WHAT YOU HAVE TO DO: Below is a listing. Gather each line of it that contains "description".

-*-

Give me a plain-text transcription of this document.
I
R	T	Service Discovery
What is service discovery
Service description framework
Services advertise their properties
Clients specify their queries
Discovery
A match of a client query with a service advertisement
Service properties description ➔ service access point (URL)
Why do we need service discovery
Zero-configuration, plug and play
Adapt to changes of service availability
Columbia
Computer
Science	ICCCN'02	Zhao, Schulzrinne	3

-*-

TASK ANSWER:
Service description framework
Service properties description ➔ service access point (URL)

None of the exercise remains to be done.